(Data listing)
▼

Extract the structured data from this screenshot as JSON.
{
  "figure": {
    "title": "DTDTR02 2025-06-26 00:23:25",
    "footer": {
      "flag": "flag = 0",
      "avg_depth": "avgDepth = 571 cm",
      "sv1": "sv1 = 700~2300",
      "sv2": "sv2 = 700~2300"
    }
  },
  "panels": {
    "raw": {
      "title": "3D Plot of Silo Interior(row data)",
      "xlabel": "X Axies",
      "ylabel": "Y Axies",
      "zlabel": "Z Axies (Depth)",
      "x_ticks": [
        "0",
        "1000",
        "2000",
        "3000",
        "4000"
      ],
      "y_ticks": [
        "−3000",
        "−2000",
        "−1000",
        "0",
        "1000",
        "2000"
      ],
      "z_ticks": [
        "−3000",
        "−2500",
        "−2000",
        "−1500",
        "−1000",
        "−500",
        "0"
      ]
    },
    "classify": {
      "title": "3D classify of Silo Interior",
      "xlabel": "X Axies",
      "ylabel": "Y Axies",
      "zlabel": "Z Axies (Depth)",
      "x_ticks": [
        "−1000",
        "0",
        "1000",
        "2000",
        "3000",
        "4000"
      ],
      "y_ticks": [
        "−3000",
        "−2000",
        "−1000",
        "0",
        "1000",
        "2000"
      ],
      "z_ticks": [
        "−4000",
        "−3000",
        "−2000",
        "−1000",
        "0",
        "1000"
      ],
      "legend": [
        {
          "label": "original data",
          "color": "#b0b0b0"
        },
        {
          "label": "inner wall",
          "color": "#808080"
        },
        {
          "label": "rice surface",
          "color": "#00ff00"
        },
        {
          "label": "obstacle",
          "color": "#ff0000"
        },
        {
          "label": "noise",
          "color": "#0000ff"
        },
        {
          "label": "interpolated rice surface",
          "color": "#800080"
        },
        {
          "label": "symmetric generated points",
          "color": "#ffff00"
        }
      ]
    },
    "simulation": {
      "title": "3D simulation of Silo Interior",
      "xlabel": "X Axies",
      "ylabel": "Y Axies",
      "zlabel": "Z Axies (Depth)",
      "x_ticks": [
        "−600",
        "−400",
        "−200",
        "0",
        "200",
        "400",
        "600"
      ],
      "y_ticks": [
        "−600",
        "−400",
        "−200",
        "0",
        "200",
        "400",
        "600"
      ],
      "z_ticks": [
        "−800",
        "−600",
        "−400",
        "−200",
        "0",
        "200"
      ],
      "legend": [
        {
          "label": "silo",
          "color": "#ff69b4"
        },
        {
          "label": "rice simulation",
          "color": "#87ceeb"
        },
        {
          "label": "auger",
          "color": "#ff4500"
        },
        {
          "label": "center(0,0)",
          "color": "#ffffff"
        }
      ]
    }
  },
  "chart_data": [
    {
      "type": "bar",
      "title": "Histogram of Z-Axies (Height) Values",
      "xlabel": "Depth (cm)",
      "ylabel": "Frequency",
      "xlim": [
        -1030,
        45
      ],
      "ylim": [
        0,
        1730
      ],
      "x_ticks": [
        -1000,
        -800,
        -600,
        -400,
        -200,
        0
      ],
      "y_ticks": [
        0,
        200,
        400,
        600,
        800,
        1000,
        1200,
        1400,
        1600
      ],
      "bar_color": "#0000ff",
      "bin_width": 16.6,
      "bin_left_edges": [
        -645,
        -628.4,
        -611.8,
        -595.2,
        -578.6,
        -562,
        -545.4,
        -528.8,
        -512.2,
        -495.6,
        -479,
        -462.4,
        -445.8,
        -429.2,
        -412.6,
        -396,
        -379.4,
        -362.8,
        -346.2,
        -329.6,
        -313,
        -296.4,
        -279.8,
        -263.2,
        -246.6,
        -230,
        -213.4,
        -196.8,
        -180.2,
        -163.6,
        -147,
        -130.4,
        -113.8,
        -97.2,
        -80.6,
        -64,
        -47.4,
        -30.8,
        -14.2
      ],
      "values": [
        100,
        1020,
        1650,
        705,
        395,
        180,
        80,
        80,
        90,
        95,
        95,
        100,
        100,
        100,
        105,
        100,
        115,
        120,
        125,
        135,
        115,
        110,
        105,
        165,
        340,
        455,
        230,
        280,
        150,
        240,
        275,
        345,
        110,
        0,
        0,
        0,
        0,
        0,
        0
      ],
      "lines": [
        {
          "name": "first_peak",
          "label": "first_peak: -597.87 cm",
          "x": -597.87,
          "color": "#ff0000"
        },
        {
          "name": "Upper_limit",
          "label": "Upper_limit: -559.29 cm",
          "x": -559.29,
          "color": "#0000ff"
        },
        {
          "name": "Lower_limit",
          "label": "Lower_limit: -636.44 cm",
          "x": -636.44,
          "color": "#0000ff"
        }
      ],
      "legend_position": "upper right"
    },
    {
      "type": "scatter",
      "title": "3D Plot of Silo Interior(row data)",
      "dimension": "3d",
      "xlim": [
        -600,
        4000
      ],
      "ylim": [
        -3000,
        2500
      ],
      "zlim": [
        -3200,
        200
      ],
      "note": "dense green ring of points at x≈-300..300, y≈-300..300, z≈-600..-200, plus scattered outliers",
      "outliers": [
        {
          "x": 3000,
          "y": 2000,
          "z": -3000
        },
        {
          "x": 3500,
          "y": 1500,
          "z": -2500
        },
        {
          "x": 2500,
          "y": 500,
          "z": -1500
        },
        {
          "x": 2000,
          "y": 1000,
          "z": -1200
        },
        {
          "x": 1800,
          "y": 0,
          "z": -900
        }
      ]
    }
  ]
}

▲

• The exercise: For each line above that contains the word "points", copy that line.

• The result:
          "label": "symmetric generated points",
      "note": "dense green ring of points at x≈-300..300, y≈-300..300, z≈-600..-200, plus scattered outliers",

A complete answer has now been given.